Copy every line of the records below that holds the word "whose".

GIVEN RECORDS:
—————

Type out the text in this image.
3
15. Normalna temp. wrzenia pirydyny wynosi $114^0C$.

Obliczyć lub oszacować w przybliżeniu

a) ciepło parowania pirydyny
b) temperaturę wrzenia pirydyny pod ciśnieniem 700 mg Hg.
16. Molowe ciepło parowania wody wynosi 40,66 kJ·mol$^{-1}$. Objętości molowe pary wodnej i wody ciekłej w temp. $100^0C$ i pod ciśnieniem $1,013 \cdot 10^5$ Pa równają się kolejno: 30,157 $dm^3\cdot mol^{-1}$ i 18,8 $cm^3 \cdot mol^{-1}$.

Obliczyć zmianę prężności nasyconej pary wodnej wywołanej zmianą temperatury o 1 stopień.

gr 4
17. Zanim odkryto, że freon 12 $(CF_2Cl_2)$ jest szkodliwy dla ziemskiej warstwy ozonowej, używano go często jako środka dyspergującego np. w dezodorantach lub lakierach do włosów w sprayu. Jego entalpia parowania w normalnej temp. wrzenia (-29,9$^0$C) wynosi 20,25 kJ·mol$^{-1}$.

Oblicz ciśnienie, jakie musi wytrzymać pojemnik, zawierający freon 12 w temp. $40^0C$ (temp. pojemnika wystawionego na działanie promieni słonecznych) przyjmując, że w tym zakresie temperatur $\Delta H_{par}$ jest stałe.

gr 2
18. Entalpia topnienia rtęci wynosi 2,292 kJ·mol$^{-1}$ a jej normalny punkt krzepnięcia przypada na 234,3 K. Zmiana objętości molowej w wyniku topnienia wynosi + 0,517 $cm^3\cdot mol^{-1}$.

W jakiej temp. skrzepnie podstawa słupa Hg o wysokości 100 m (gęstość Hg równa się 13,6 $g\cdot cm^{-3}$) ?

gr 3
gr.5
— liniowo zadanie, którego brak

—————

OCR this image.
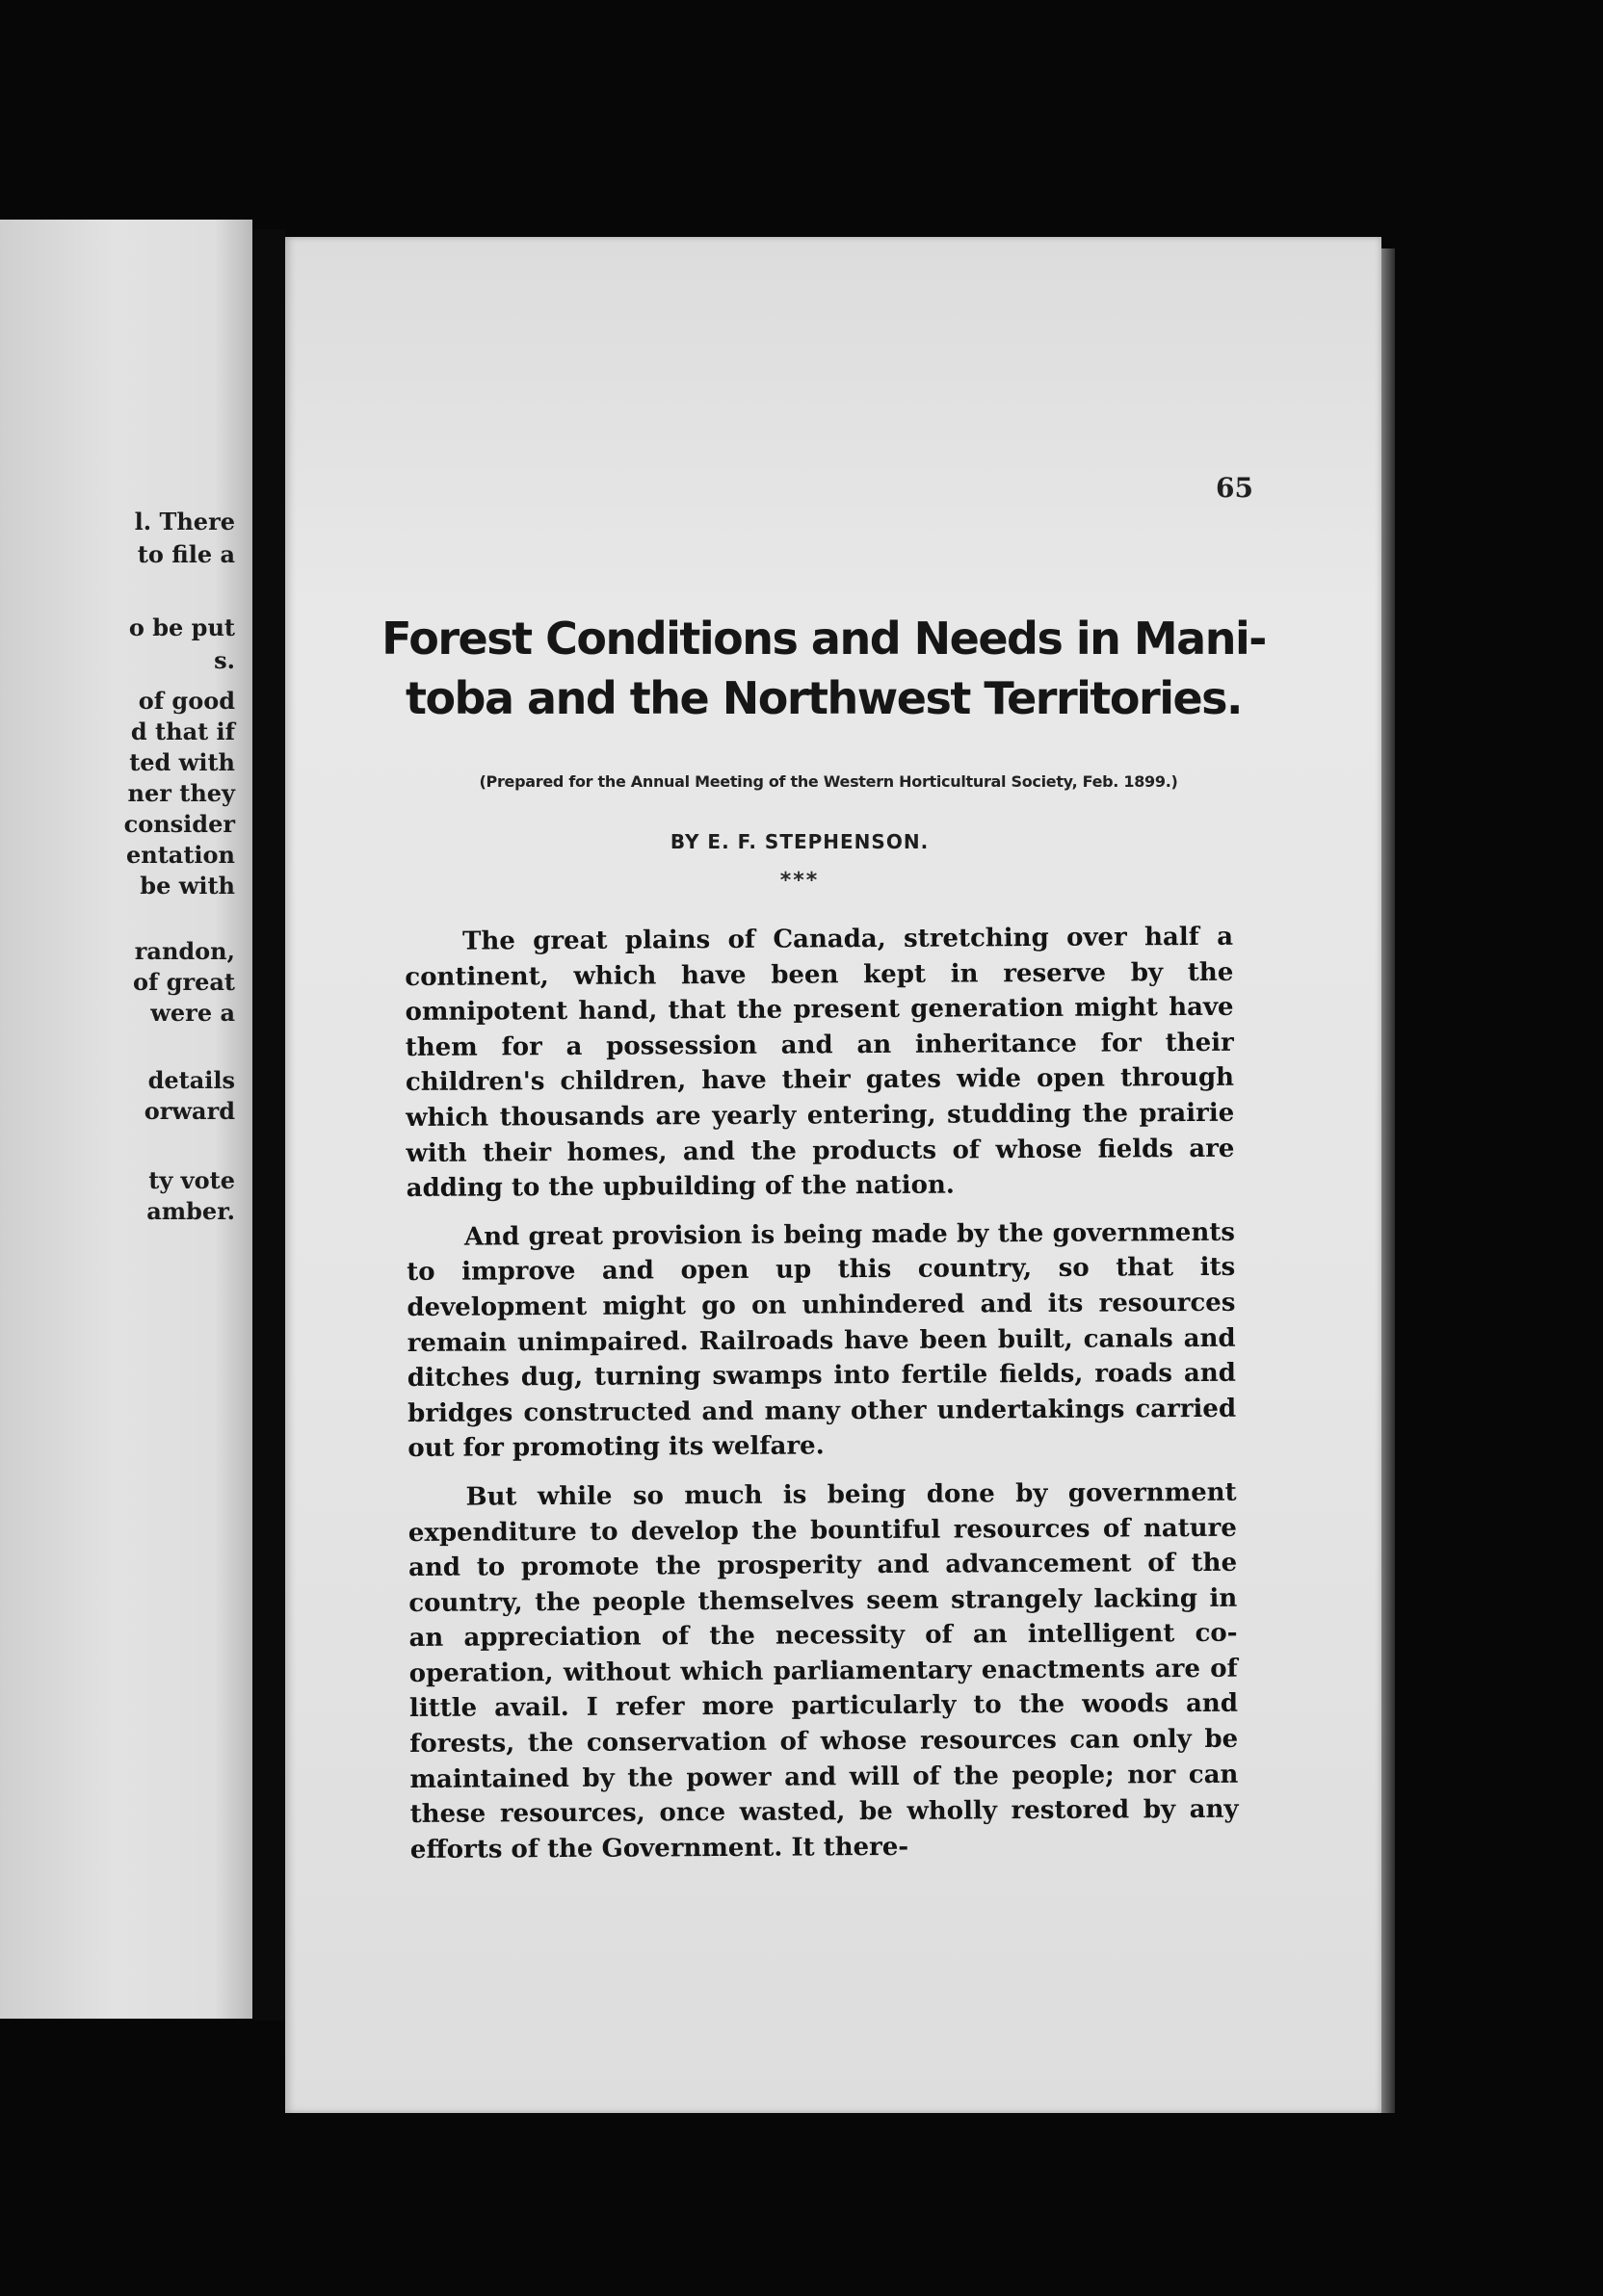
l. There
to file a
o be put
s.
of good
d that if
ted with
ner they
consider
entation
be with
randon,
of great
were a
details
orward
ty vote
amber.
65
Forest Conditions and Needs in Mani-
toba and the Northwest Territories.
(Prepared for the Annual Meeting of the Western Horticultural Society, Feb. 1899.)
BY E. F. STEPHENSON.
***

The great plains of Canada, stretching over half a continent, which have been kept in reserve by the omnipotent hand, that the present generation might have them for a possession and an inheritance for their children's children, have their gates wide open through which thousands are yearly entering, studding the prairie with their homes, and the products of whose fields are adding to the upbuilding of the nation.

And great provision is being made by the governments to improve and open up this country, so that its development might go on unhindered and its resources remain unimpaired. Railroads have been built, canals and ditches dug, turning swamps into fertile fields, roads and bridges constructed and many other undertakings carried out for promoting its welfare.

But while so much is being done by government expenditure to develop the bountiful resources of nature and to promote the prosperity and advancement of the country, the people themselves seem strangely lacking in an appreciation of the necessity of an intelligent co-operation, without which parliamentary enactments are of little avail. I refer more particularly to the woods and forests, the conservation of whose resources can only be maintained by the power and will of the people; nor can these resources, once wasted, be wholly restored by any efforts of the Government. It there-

—————

RESULT OF THIS TASK:
The great plains of Canada, stretching over half a continent, which have been kept in reserve by the omnipotent hand, that the present generation might have them for a possession and an inheritance for their children's children, have their gates wide open through which thousands are yearly entering, studding the prairie with their homes, and the products of whose fields are adding to the upbuilding of the nation.
But while so much is being done by government expenditure to develop the bountiful resources of nature and to promote the prosperity and advancement of the country, the people themselves seem strangely lacking in an appreciation of the necessity of an intelligent co-operation, without which parliamentary enactments are of little avail. I refer more particularly to the woods and forests, the conservation of whose resources can only be maintained by the power and will of the people; nor can these resources, once wasted, be wholly restored by any efforts of the Government. It there-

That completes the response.